The problem:
Please transcribe the stretch of the listing from the start through the line containing "- text: over 80%: data-driven", keeping each line exactly as it appears.
================
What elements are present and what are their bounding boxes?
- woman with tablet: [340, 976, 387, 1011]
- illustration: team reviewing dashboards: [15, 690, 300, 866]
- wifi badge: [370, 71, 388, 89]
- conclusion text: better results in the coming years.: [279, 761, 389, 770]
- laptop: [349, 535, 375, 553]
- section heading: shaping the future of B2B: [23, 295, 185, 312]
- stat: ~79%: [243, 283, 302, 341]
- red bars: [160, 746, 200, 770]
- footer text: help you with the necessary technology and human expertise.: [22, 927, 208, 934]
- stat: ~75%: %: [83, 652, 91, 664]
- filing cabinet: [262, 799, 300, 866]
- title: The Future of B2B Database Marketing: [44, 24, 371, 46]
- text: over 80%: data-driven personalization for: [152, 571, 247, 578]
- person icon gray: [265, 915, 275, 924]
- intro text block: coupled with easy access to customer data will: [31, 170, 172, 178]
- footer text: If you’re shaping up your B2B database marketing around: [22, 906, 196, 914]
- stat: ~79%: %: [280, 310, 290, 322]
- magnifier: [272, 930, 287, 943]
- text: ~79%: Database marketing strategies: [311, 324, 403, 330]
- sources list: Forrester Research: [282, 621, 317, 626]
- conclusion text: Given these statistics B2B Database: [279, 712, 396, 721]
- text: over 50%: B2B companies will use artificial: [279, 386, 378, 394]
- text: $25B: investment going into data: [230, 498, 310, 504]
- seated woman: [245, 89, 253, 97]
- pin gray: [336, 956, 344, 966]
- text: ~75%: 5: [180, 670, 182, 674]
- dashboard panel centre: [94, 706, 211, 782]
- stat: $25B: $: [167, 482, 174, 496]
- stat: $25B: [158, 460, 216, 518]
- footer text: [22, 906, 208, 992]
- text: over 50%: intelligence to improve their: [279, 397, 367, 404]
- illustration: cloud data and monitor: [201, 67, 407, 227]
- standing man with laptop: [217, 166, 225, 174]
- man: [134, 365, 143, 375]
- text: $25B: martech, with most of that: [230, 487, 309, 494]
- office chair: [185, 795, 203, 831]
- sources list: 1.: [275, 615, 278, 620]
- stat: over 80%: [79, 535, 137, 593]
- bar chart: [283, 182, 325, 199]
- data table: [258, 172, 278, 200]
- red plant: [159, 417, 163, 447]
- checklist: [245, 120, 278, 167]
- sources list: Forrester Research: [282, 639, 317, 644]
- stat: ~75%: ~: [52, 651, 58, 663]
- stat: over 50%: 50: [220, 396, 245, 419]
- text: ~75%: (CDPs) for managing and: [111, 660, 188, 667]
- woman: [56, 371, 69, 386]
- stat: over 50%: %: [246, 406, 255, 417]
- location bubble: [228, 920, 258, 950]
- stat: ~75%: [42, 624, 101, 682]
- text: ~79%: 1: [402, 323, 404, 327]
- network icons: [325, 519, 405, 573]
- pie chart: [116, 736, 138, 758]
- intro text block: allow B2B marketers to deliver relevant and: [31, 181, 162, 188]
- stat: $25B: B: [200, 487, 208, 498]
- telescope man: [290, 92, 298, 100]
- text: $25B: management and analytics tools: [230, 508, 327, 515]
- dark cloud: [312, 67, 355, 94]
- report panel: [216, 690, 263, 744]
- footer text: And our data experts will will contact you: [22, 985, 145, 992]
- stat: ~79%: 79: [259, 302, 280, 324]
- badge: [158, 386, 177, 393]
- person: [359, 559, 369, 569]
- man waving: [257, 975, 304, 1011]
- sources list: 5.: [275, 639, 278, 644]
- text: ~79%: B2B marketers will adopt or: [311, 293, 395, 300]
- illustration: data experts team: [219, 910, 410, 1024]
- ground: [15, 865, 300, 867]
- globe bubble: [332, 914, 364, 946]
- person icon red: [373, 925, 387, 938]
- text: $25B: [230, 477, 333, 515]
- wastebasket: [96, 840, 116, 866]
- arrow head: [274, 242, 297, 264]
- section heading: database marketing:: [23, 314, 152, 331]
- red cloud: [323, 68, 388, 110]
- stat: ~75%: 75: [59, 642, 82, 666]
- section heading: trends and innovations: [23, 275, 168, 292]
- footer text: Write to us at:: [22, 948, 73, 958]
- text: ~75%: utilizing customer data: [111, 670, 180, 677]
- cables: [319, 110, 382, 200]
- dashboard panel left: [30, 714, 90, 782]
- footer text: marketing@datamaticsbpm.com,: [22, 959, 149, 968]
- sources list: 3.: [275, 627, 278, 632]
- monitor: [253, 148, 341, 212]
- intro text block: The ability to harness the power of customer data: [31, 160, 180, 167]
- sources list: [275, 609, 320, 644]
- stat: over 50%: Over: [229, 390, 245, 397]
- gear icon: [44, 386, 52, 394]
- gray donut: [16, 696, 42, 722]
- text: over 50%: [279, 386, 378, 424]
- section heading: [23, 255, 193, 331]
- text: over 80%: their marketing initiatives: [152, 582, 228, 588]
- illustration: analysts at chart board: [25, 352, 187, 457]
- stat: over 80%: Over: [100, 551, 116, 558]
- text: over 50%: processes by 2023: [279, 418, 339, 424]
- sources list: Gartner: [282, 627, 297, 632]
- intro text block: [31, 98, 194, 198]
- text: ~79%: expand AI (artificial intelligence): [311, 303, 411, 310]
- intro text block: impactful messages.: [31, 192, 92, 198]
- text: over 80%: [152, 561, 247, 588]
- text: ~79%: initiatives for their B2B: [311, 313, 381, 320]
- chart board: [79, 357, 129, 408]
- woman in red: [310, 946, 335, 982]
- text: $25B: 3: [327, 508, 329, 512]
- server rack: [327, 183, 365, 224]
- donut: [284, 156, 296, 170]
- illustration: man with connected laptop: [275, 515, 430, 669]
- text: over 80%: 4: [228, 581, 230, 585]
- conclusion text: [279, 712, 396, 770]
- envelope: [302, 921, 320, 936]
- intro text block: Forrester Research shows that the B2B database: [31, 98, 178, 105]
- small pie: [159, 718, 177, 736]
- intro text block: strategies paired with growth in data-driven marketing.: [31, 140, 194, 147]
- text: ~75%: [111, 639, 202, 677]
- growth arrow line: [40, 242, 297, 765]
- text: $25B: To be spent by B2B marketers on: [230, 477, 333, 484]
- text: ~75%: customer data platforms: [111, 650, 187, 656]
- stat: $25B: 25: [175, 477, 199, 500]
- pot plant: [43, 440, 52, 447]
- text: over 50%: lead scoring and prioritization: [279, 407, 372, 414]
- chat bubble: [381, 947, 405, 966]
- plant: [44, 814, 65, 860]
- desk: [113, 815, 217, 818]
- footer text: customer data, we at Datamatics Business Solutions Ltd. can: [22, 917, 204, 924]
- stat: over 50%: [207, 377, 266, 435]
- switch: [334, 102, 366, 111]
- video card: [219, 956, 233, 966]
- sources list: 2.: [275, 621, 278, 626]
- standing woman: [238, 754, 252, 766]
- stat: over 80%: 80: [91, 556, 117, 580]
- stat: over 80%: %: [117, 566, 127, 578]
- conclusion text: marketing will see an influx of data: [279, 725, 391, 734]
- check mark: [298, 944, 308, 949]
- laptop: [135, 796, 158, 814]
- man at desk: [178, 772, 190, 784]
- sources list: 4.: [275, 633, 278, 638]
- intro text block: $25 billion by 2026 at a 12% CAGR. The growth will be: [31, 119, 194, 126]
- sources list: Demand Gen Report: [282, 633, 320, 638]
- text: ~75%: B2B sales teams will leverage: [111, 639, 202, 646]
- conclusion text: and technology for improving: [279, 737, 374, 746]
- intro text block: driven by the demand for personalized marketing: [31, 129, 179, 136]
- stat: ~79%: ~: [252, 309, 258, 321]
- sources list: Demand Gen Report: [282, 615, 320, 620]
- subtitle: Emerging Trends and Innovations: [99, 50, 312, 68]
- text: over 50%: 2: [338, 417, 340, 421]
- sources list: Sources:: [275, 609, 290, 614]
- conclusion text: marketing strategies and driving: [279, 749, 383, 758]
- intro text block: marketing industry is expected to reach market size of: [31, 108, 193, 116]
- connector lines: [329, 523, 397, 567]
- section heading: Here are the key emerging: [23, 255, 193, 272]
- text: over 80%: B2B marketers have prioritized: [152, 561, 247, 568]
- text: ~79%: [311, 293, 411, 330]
================
Result for this exercise:
What elements are present and what are their bounding boxes?
- woman with tablet: [340, 976, 387, 1011]
- illustration: team reviewing dashboards: [15, 690, 300, 866]
- wifi badge: [370, 71, 388, 89]
- conclusion text: better results in the coming years.: [279, 761, 389, 770]
- laptop: [349, 535, 375, 553]
- section heading: shaping the future of B2B: [23, 295, 185, 312]
- stat: ~79%: [243, 283, 302, 341]
- red bars: [160, 746, 200, 770]
- footer text: help you with the necessary technology and human expertise.: [22, 927, 208, 934]
- stat: ~75%: %: [83, 652, 91, 664]
- filing cabinet: [262, 799, 300, 866]
- title: The Future of B2B Database Marketing: [44, 24, 371, 46]
- text: over 80%: data-driven personalization for: [152, 571, 247, 578]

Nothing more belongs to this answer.